── Working data ──

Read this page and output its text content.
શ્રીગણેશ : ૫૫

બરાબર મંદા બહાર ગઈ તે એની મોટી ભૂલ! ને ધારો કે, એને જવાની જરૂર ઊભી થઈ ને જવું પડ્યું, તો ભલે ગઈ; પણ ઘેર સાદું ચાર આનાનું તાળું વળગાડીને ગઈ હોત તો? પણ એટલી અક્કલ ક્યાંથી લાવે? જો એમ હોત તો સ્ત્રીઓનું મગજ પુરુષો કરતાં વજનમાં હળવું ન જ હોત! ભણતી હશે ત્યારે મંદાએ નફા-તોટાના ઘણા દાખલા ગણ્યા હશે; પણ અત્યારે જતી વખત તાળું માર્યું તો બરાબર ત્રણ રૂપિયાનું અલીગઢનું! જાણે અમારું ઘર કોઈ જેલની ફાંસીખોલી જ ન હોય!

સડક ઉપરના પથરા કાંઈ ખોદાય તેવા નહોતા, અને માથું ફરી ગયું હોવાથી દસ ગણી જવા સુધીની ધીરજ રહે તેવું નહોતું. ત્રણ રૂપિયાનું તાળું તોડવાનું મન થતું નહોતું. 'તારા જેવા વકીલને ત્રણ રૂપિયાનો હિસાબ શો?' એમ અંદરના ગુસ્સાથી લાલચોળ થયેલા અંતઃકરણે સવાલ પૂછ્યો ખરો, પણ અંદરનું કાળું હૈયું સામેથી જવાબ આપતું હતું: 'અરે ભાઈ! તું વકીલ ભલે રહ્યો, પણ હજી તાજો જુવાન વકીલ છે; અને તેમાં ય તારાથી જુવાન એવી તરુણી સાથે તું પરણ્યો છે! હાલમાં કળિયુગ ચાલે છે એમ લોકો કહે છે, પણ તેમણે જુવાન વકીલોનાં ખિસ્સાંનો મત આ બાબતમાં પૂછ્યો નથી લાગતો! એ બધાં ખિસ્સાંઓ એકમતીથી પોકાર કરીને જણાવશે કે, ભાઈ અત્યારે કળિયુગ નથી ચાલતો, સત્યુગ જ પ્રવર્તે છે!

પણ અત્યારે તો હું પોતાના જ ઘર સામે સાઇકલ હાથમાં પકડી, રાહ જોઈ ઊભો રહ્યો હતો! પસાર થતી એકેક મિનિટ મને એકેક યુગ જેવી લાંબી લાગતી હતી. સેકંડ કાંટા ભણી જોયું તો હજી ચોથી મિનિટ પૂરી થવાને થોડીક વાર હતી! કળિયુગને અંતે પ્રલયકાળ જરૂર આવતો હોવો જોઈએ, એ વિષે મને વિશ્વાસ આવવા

───

- What to do: Could you reproduce every record above exactly as it appears?

- Response to this task:
Read this page and output its text content.
શ્રીગણેશ : ૫૫

બરાબર મંદા બહાર ગઈ તે એની મોટી ભૂલ! ને ધારો કે, એને જવાની જરૂર ઊભી થઈ ને જવું પડ્યું, તો ભલે ગઈ; પણ ઘેર સાદું ચાર આનાનું તાળું વળગાડીને ગઈ હોત તો? પણ એટલી અક્કલ ક્યાંથી લાવે? જો એમ હોત તો સ્ત્રીઓનું મગજ પુરુષો કરતાં વજનમાં હળવું ન જ હોત! ભણતી હશે ત્યારે મંદાએ નફા-તોટાના ઘણા દાખલા ગણ્યા હશે; પણ અત્યારે જતી વખત તાળું માર્યું તો બરાબર ત્રણ રૂપિયાનું અલીગઢનું! જાણે અમારું ઘર કોઈ જેલની ફાંસીખોલી જ ન હોય!

સડક ઉપરના પથરા કાંઈ ખોદાય તેવા નહોતા, અને માથું ફરી ગયું હોવાથી દસ ગણી જવા સુધીની ધીરજ રહે તેવું નહોતું. ત્રણ રૂપિયાનું તાળું તોડવાનું મન થતું નહોતું. 'તારા જેવા વકીલને ત્રણ રૂપિયાનો હિસાબ શો?' એમ અંદરના ગુસ્સાથી લાલચોળ થયેલા અંતઃકરણે સવાલ પૂછ્યો ખરો, પણ અંદરનું કાળું હૈયું સામેથી જવાબ આપતું હતું: 'અરે ભાઈ! તું વકીલ ભલે રહ્યો, પણ હજી તાજો જુવાન વકીલ છે; અને તેમાં ય તારાથી જુવાન એવી તરુણી સાથે તું પરણ્યો છે! હાલમાં કળિયુગ ચાલે છે એમ લોકો કહે છે, પણ તેમણે જુવાન વકીલોનાં ખિસ્સાંનો મત આ બાબતમાં પૂછ્યો નથી લાગતો! એ બધાં ખિસ્સાંઓ એકમતીથી પોકાર કરીને જણાવશે કે, ભાઈ અત્યારે કળિયુગ નથી ચાલતો, સત્યુગ જ પ્રવર્તે છે!

પણ અત્યારે તો હું પોતાના જ ઘર સામે સાઇકલ હાથમાં પકડી, રાહ જોઈ ઊભો રહ્યો હતો! પસાર થતી એકેક મિનિટ મને એકેક યુગ જેવી લાંબી લાગતી હતી. સેકંડ કાંટા ભણી જોયું તો હજી ચોથી મિનિટ પૂરી થવાને થોડીક વાર હતી! કળિયુગને અંતે પ્રલયકાળ જરૂર આવતો હોવો જોઈએ, એ વિષે મને વિશ્વાસ આવવા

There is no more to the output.